— Start THE RECORDS —

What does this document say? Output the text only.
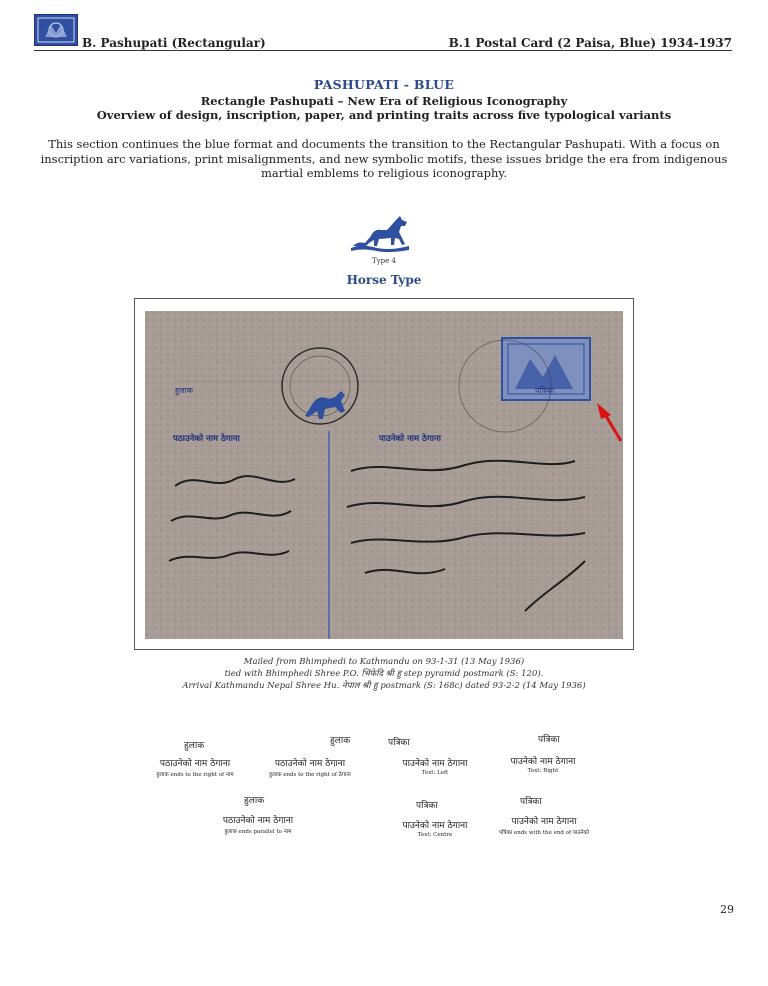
B. Pashupati (Rectangular)	B.1 Postal Card (2 Paisa, Blue) 1934-1937
PASHUPATI - BLUE
Rectangle Pashupati – New Era of Religious Iconography
Overview of design, inscription, paper, and printing traits across five typological variants
This section continues the blue format and documents the transition to the Rectangular Pashupati. With a focus on inscription arc variations, print misalignments, and new symbolic motifs, these issues bridge the era from indigenous martial emblems to religious iconography.
Type 4
Horse Type
हुलाक	पत्रिका
पठाउनेको नाम ठेगाना	पाउनेको नाम ठेगाना
Mailed from Bhimphedi to Kathmandu on 93-1-31 (13 May 1936)
tied with Bhimphedi Shree P.O. भिंफेदि श्री हु step pyramid postmark (S: 120).
Arrival Kathmandu Nepal Shree Hu. नेपाल श्री हु postmark (S: 168c) dated 93-2-2 (14 May 1936)
हुलाक
पठाउनेको नाम ठेगाना
हुलाक ends to the right of नाम
हुलाक
पठाउनेको नाम ठेगाना
हुलाक ends to the right of ठेगाना
पत्रिका
पाउनेको नाम ठेगाना
Text: Left
पत्रिका
पाउनेको नाम ठेगाना
Text: Right
हुलाक
पठाउनेको नाम ठेगाना
हुलाक ends parallel to नाम
पत्रिका
पाउनेको नाम ठेगाना
Text: Centre
पत्रिका
पाउनेको नाम ठेगाना
पत्रिका ends with the end of पाउनेको
29
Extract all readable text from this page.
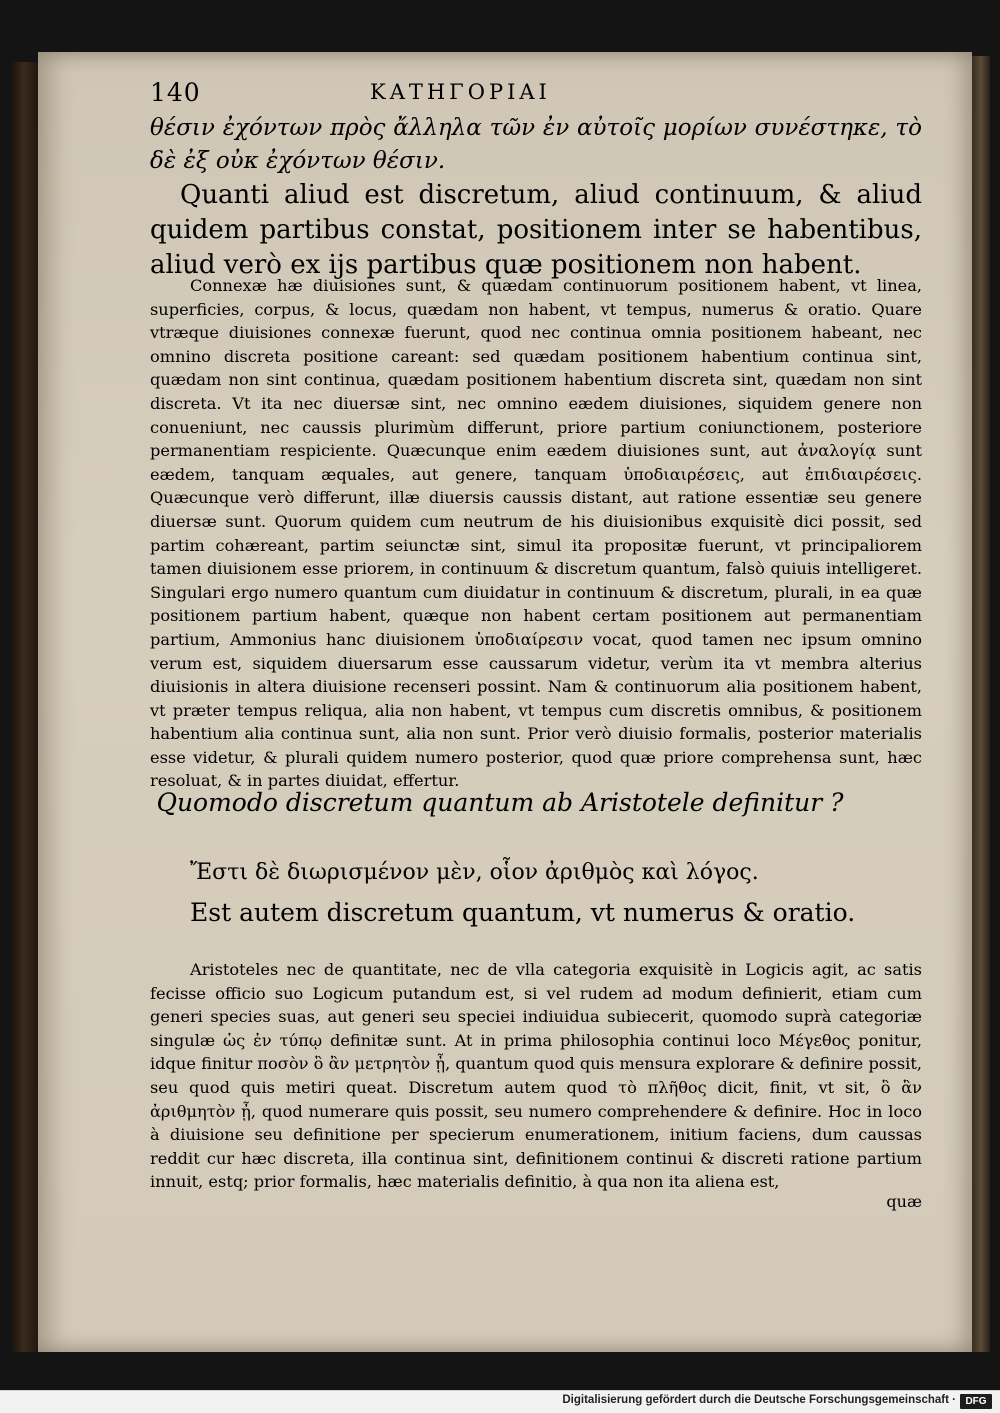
140	ΚΑΤΗΓΟΡΙΑΙ
θέσιν ἐχόντων πρὸς ἄλληλα τῶν ἐν αὐτοῖς μορίων συνέστηκε, τὸ δὲ ἐξ οὐκ ἐχόντων θέσιν.
Quanti aliud est discretum, aliud continuum, & aliud quidem partibus constat, positionem inter se habentibus, aliud verò ex ijs partibus quæ positionem non habent.
Connexæ hæ diuisiones sunt, & quædam continuorum positionem habent, vt linea, superficies, corpus, & locus, quædam non habent, vt tempus, numerus & oratio. Quare vtræque diuisiones connexæ fuerunt, quod nec continua omnia positionem habeant, nec omnino discreta positione careant: sed quædam positionem habentium continua sint, quædam non sint continua, quædam positionem habentium discreta sint, quædam non sint discreta. Vt ita nec diuersæ sint, nec omnino eædem diuisiones, siquidem genere non conueniunt, nec caussis plurimùm differunt, priore partium coniunctionem, posteriore permanentiam respiciente. Quæcunque enim eædem diuisiones sunt, aut ἀναλογίᾳ sunt eædem, tanquam æquales, aut genere, tanquam ὑποδιαιρέσεις, aut ἐπιδιαιρέσεις. Quæcunque verò differunt, illæ diuersis caussis distant, aut ratione essentiæ seu genere diuersæ sunt. Quorum quidem cum neutrum de his diuisionibus exquisitè dici possit, sed partim cohæreant, partim seiunctæ sint, simul ita propositæ fuerunt, vt principaliorem tamen diuisionem esse priorem, in continuum & discretum quantum, falsò quiuis intelligeret. Singulari ergo numero quantum cum diuidatur in continuum & discretum, plurali, in ea quæ positionem partium habent, quæque non habent certam positionem aut permanentiam partium, Ammonius hanc diuisionem ὑποδιαίρεσιν vocat, quod tamen nec ipsum omnino verum est, siquidem diuersarum esse caussarum videtur, verùm ita vt membra alterius diuisionis in altera diuisione recenseri possint. Nam & continuorum alia positionem habent, vt præter tempus reliqua, alia non habent, vt tempus cum discretis omnibus, & positionem habentium alia continua sunt, alia non sunt. Prior verò diuisio formalis, posterior materialis esse videtur, & plurali quidem numero posterior, quod quæ priore comprehensa sunt, hæc resoluat, & in partes diuidat, effertur.
Quomodo discretum quantum ab Aristotele definitur ?
Ἔστι δὲ διωρισμένον μὲν, οἷον ἀριθμὸς καὶ λόγος.
Est autem discretum quantum, vt numerus & oratio.
Aristoteles nec de quantitate, nec de vlla categoria exquisitè in Logicis agit, ac satis fecisse officio suo Logicum putandum est, si vel rudem ad modum definierit, etiam cum generi species suas, aut generi seu speciei indiuidua subiecerit, quomodo suprà categoriæ singulæ ὡς ἐν τύπῳ definitæ sunt. At in prima philosophia continui loco Μέγεθος ponitur, idque finitur ποσὸν ὃ ἂν μετρητὸν ᾖ, quantum quod quis mensura explorare & definire possit, seu quod quis metiri queat. Discretum autem quod τὸ πλῆθος dicit, finit, vt sit, ὃ ἂν ἀριθμητὸν ᾖ, quod numerare quis possit, seu numero comprehendere & definire. Hoc in loco à diuisione seu definitione per specierum enumerationem, initium faciens, dum caussas reddit cur hæc discreta, illa continua sint, definitionem continui & discreti ratione partium innuit, estq; prior formalis, hæc materialis definitio, à qua non ita aliena est,
quæ
Digitalisierung gefördert durch die Deutsche Forschungsgemeinschaft · DFG
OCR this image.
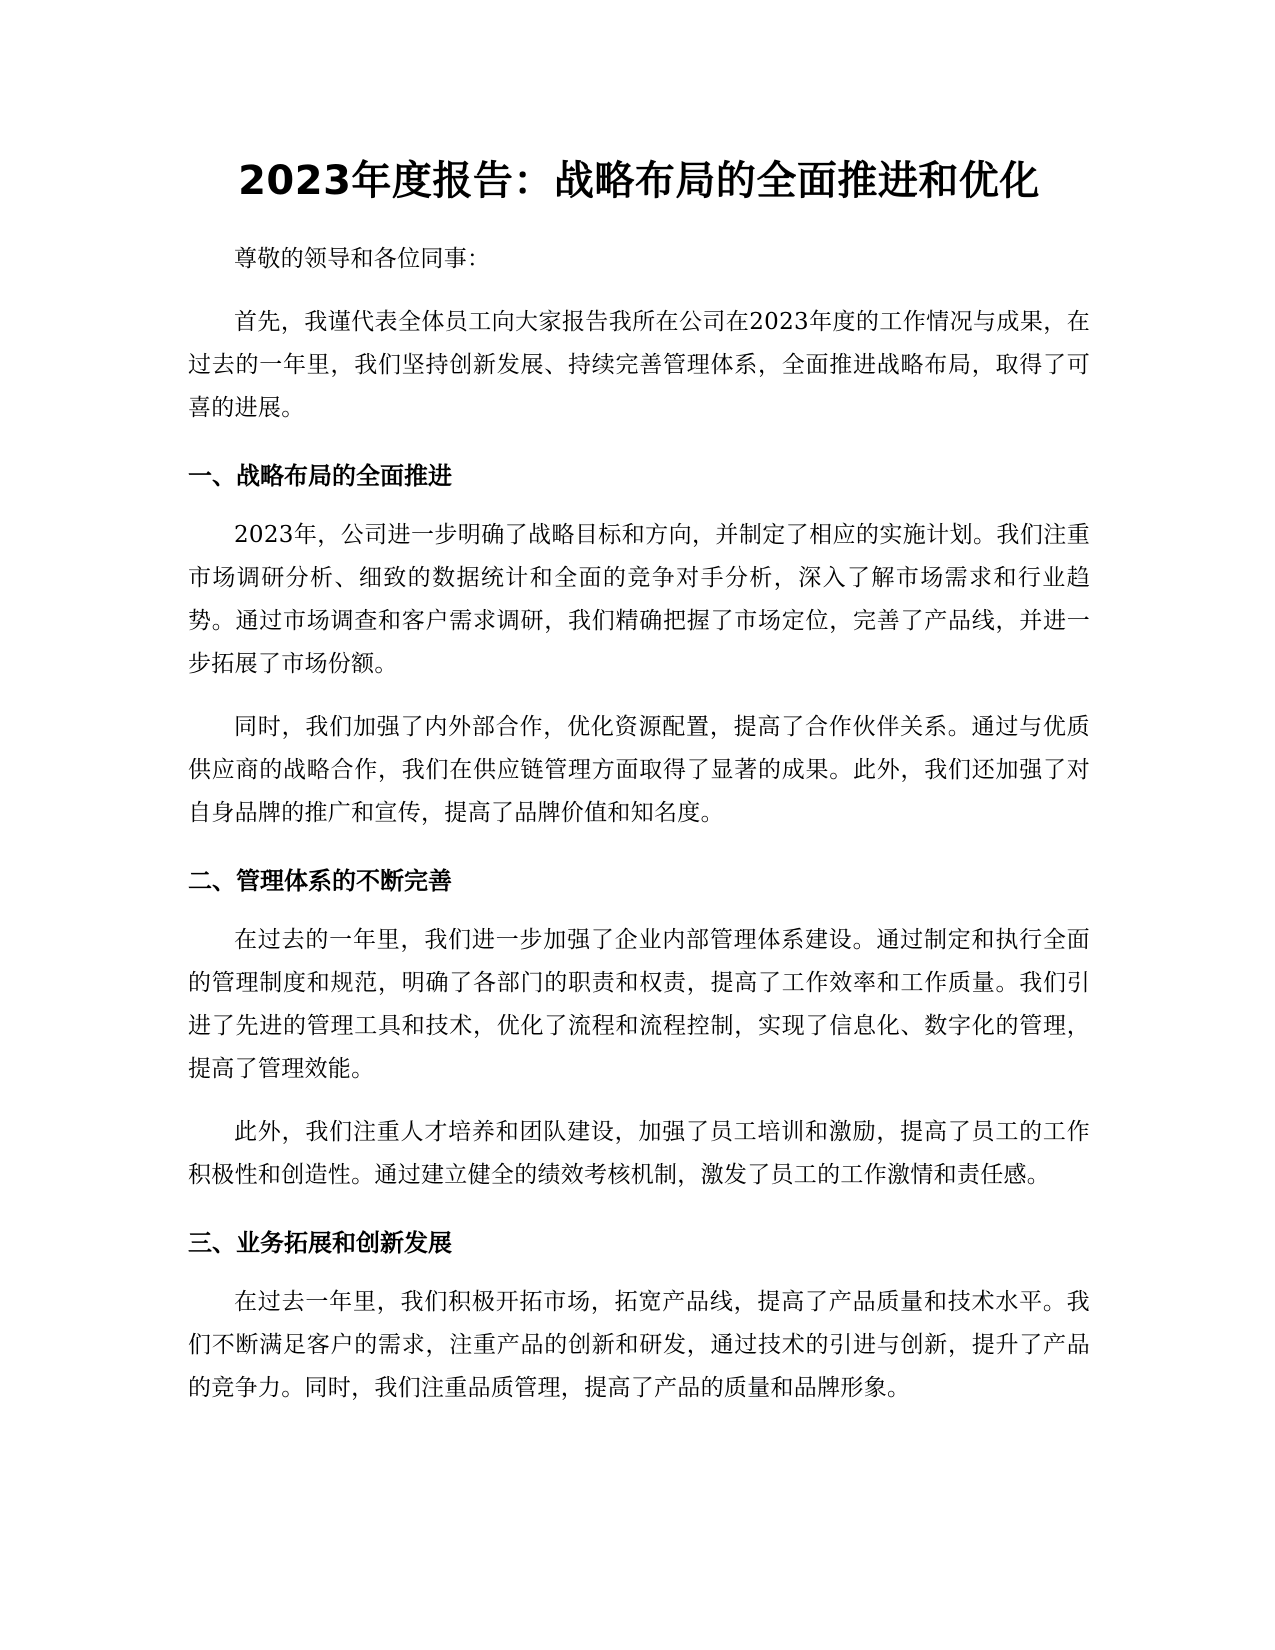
2023年度报告：战略布局的全面推进和优化

尊敬的领导和各位同事：

首先，我谨代表全体员工向大家报告我所在公司在2023年度的工作情况与成果，在过去的一年里，我们坚持创新发展、持续完善管理体系，全面推进战略布局，取得了可喜的进展。

一、战略布局的全面推进

2023年，公司进一步明确了战略目标和方向，并制定了相应的实施计划。我们注重市场调研分析、细致的数据统计和全面的竞争对手分析，深入了解市场需求和行业趋势。通过市场调查和客户需求调研，我们精确把握了市场定位，完善了产品线，并进一步拓展了市场份额。

同时，我们加强了内外部合作，优化资源配置，提高了合作伙伴关系。通过与优质供应商的战略合作，我们在供应链管理方面取得了显著的成果。此外，我们还加强了对自身品牌的推广和宣传，提高了品牌价值和知名度。

二、管理体系的不断完善

在过去的一年里，我们进一步加强了企业内部管理体系建设。通过制定和执行全面的管理制度和规范，明确了各部门的职责和权责，提高了工作效率和工作质量。我们引进了先进的管理工具和技术，优化了流程和流程控制，实现了信息化、数字化的管理，提高了管理效能。

此外，我们注重人才培养和团队建设，加强了员工培训和激励，提高了员工的工作积极性和创造性。通过建立健全的绩效考核机制，激发了员工的工作激情和责任感。

三、业务拓展和创新发展

在过去一年里，我们积极开拓市场，拓宽产品线，提高了产品质量和技术水平。我们不断满足客户的需求，注重产品的创新和研发，通过技术的引进与创新，提升了产品的竞争力。同时，我们注重品质管理，提高了产品的质量和品牌形象。
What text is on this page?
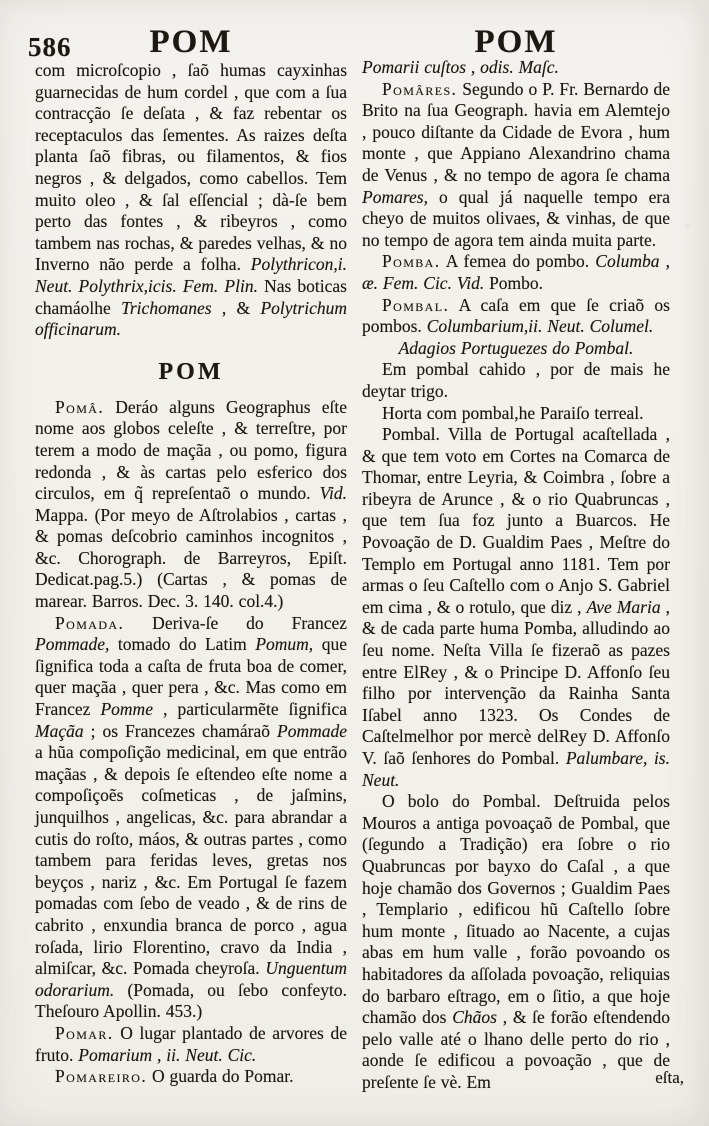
586	POM	POM

com microſcopio , ſaõ humas cayxinhas guarnecidas de hum cordel , que com a ſua contracção ſe deſata , & faz rebentar os receptaculos das ſementes. As raizes deſta planta ſaõ fibras, ou filamentos, & fios negros , & delgados, como cabellos. Tem muito oleo , & ſal eſſencial ; dà-ſe bem perto das fontes , & ribeyros , como tambem nas rochas, & paredes velhas, & no Inverno não perde a folha. Polythricon,i. Neut. Polythrix,icis. Fem. Plin. Nas boticas chamáolhe Trichomanes , & Polytrichum officinarum.

POM

Pomâ. Deráo alguns Geographus eſte nome aos globos celeſte , & terreſtre, por terem a modo de maçãa , ou pomo, figura redonda , & às cartas pelo esferico dos circulos, em q̃ repreſentaõ o mundo. Vid. Mappa. (Por meyo de Aſtrolabios , cartas , & pomas deſcobrio caminhos incognitos , &c. Chorograph. de Barreyros, Epiſt. Dedicat.pag.5.) (Cartas , & pomas de marear. Barros. Dec. 3. 140. col.4.)

Pomada. Deriva-ſe do Francez Pommade, tomado do Latim Pomum, que ſignifica toda a caſta de fruta boa de comer, quer maçãa , quer pera , &c. Mas como em Francez Pomme , particularmẽte ſignifica Maçãa ; os Francezes chamáraõ Pommade a hũa compoſição medicinal, em que entrão maçãas , & depois ſe eſtendeo eſte nome a compoſiçoẽs coſmeticas , de jaſmins, junquilhos , angelicas, &c. para abrandar a cutis do roſto, máos, & outras partes , como tambem para feridas leves, gretas nos beyços , nariz , &c. Em Portugal ſe fazem pomadas com ſebo de veado , & de rins de cabrito , enxundia branca de porco , agua roſada, lirio Florentino, cravo da India , almiſcar, &c. Pomada cheyroſa. Unguentum odorarium. (Pomada, ou ſebo confeyto. Theſouro Apollin. 453.)

Pomar. O lugar plantado de arvores de fruto. Pomarium , ii. Neut. Cic.

Pomareiro. O guarda do Pomar.

Pomarii cuſtos , odis. Maſc.

Pomâres. Segundo o P. Fr. Bernardo de Brito na ſua Geograph. havia em Alemtejo , pouco diſtante da Cidade de Evora , hum monte , que Appiano Alexandrino chama de Venus , & no tempo de agora ſe chama Pomares, o qual já naquelle tempo era cheyo de muitos olivaes, & vinhas, de que no tempo de agora tem ainda muita parte.

Pomba. A femea do pombo. Columba , æ. Fem. Cic. Vid. Pombo.

Pombal. A caſa em que ſe criaõ os pombos. Columbarium,ii. Neut. Columel.

Adagios Portuguezes do Pombal.

Em pombal cahido , por de mais he deytar trigo.

Horta com pombal,he Paraiſo terreal.

Pombal. Villa de Portugal acaſtellada , & que tem voto em Cortes na Comarca de Thomar, entre Leyria, & Coimbra , ſobre a ribeyra de Arunce , & o rio Quabruncas , que tem ſua foz junto a Buarcos. He Povoação de D. Gualdim Paes , Meſtre do Templo em Portugal anno 1181. Tem por armas o ſeu Caſtello com o Anjo S. Gabriel em cima , & o rotulo, que diz , Ave Maria , & de cada parte huma Pomba, alludindo ao ſeu nome. Neſta Villa ſe fizeraõ as pazes entre ElRey , & o Principe D. Affonſo ſeu filho por intervenção da Rainha Santa Iſabel anno 1323. Os Condes de Caſtelmelhor por mercè delRey D. Affonſo V. ſaõ ſenhores do Pombal. Palumbare, is. Neut.

O bolo do Pombal. Deſtruida pelos Mouros a antiga povoaçaõ de Pombal, que (ſegundo a Tradição) era ſobre o rio Quabruncas por bayxo do Caſal , a que hoje chamão dos Governos ; Gualdim Paes , Templario , edificou hũ Caſtello ſobre hum monte , ſituado ao Nacente, a cujas abas em hum valle , forão povoando os habitadores da aſſolada povoação, reliquias do barbaro eſtrago, em o ſitio, a que hoje chamão dos Chãos , & ſe forão eſtendendo pelo valle até o lhano delle perto do rio , aonde ſe edificou a povoação , que de preſente ſe vè. Em	eſta,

— End THE RECORDS —

- SHORT TASK: Return each line of the data that contains the string "在过去的一年里".

- EXERCISE OUTPUT:
首先，我谨代表全体员工向大家报告我所在公司在2023年度的工作情况与成果，在过去的一年里，我们坚持创新发展、持续完善管理体系，全面推进战略布局，取得了可喜的进展。
在过去的一年里，我们进一步加强了企业内部管理体系建设。通过制定和执行全面的管理制度和规范，明确了各部门的职责和权责，提高了工作效率和工作质量。我们引进了先进的管理工具和技术，优化了流程和流程控制，实现了信息化、数字化的管理，提高了管理效能。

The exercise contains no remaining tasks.